## BEGIN Input rows
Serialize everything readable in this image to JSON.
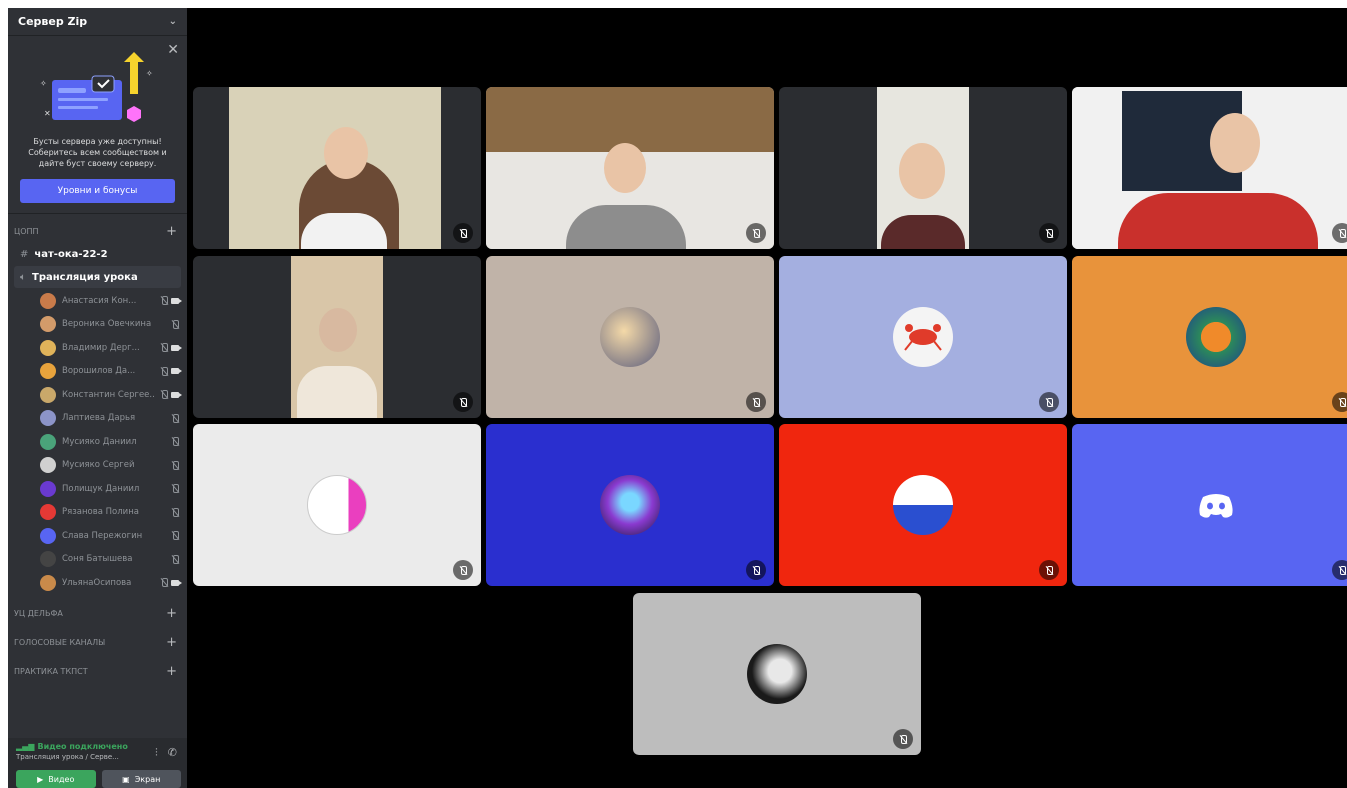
{
  "server": {
    "name": "Сервер Zip"
  },
  "boost": {
    "text": "Бусты сервера уже доступны! Соберитесь всем сообществом и дайте буст своему серверу.",
    "button": "Уровни и бонусы"
  },
  "categories": {
    "cat1": "ЦОПП",
    "cat2": "УЦ ДЕЛЬФА",
    "cat3": "ГОЛОСОВЫЕ КАНАЛЫ",
    "cat4": "ПРАКТИКА ТКПСТ"
  },
  "channels": {
    "text_channel": "чат-ока-22-2",
    "voice_channel": "Трансляция урока"
  },
  "voice_users": [
    {
      "name": "Анастасия Кон...",
      "avatar_color": "#c97b4a",
      "video": true
    },
    {
      "name": "Вероника Овечкина",
      "avatar_color": "#d39b6a",
      "video": false
    },
    {
      "name": "Владимир Дерг...",
      "avatar_color": "#e0b35a",
      "video": true
    },
    {
      "name": "Ворошилов Да...",
      "avatar_color": "#e8a33c",
      "video": true
    },
    {
      "name": "Константин Сергее...",
      "avatar_color": "#c9a86a",
      "video": true
    },
    {
      "name": "Лаптиева Дарья",
      "avatar_color": "#8c94c8",
      "video": false
    },
    {
      "name": "Мусияко Даниил",
      "avatar_color": "#4aa37a",
      "video": false
    },
    {
      "name": "Мусияко Сергей",
      "avatar_color": "#d0d0d0",
      "video": false
    },
    {
      "name": "Полищук Даниил",
      "avatar_color": "#6a3ad0",
      "video": false
    },
    {
      "name": "Рязанова Полина",
      "avatar_color": "#e53935",
      "video": false
    },
    {
      "name": "Слава Пережогин",
      "avatar_color": "#5865f2",
      "video": false
    },
    {
      "name": "Соня Батышева",
      "avatar_color": "#444444",
      "video": false
    },
    {
      "name": "УльянаОсипова",
      "avatar_color": "#c98a4a",
      "video": true
    }
  ],
  "connection": {
    "status": "Видео подключено",
    "sub": "Трансляция урока / Серве...",
    "video_button": "Видео",
    "screen_button": "Экран"
  },
  "colors": {
    "tile_beige": "#c0b3a8",
    "tile_lavender": "#a4afe0",
    "tile_orange": "#e8933b",
    "tile_white": "#ebebeb",
    "tile_blue": "#2a2fcf",
    "tile_red": "#f0260e",
    "tile_blurple": "#5865f2",
    "tile_gray": "#bdbdbd"
  }
}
## END Input rows
* _Given exercise_: Identify the lines of the entries containing the string "Даниил". Copy each such line.

* _Written reply_:
      "name": "Мусияко Даниил",
      "name": "Полищук Даниил",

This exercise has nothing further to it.